**Records provided:**

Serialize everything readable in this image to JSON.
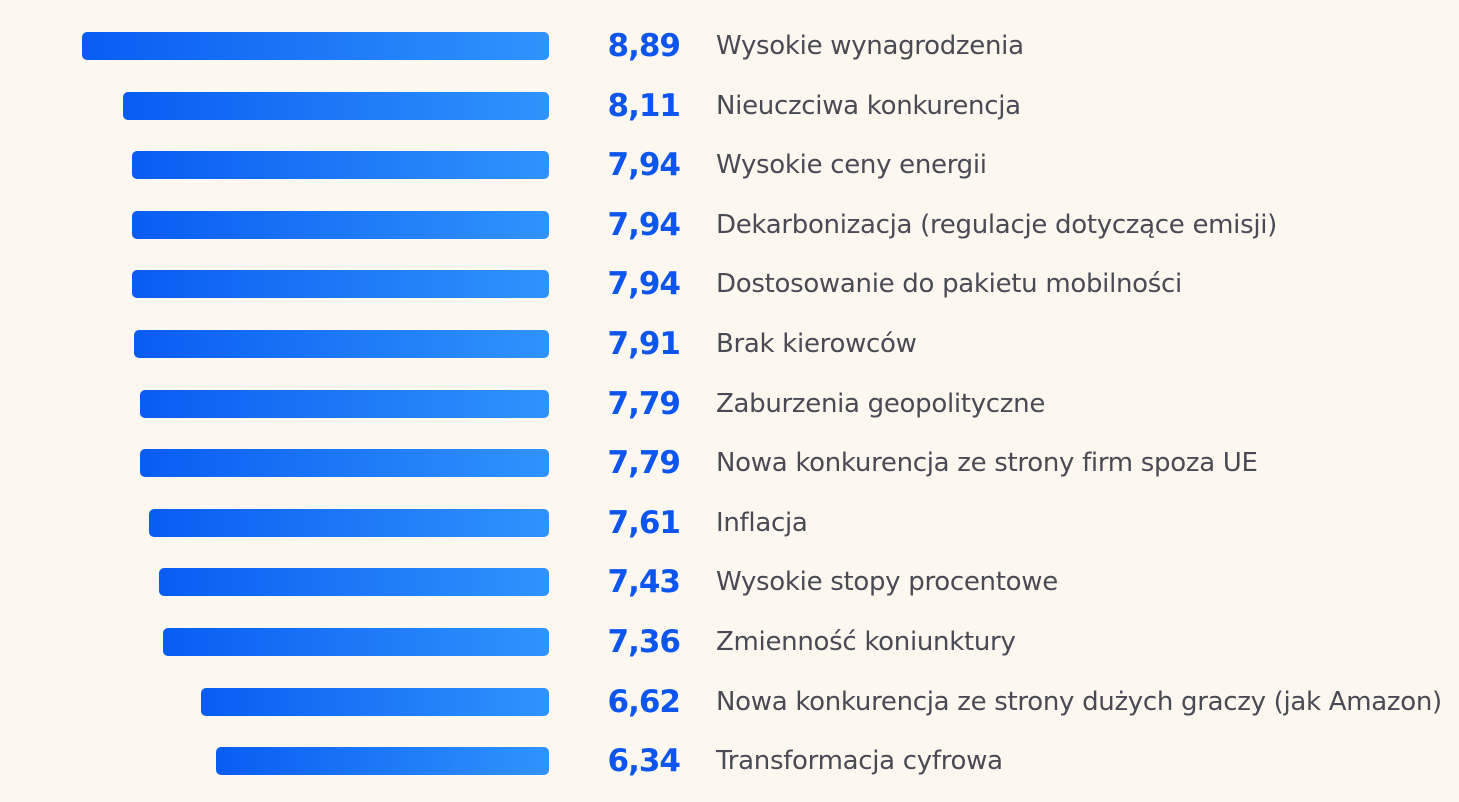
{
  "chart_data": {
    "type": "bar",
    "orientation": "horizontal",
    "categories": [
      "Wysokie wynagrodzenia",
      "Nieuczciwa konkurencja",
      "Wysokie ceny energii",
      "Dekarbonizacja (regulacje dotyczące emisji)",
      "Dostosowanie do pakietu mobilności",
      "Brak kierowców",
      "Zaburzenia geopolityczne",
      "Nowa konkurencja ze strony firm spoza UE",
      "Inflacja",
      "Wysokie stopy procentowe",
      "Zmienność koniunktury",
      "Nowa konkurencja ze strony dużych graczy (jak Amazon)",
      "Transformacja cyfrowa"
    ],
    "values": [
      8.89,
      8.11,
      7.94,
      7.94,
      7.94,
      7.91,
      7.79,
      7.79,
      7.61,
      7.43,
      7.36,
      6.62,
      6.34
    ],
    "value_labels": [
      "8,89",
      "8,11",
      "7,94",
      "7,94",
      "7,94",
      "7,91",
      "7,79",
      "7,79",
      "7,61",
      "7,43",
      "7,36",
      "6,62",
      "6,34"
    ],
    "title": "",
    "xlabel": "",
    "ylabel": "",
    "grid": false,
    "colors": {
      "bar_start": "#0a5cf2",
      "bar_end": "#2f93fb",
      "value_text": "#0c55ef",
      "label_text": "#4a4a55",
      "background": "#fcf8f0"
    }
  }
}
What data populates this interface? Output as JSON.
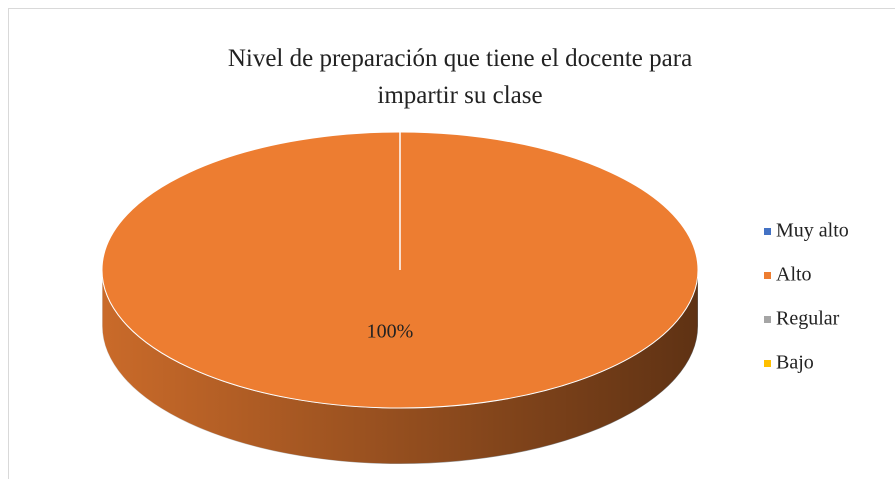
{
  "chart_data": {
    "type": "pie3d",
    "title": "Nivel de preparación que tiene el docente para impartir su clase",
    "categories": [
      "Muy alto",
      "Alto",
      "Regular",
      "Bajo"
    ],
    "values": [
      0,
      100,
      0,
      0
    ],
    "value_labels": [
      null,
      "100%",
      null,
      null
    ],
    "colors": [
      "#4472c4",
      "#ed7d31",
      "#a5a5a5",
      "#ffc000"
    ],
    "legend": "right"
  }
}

**Goal:**
Filter the data for the string "Wysokie" and copy every line that has it.

**Final result:**
      "Wysokie wynagrodzenia",
      "Wysokie ceny energii",
      "Wysokie stopy procentowe",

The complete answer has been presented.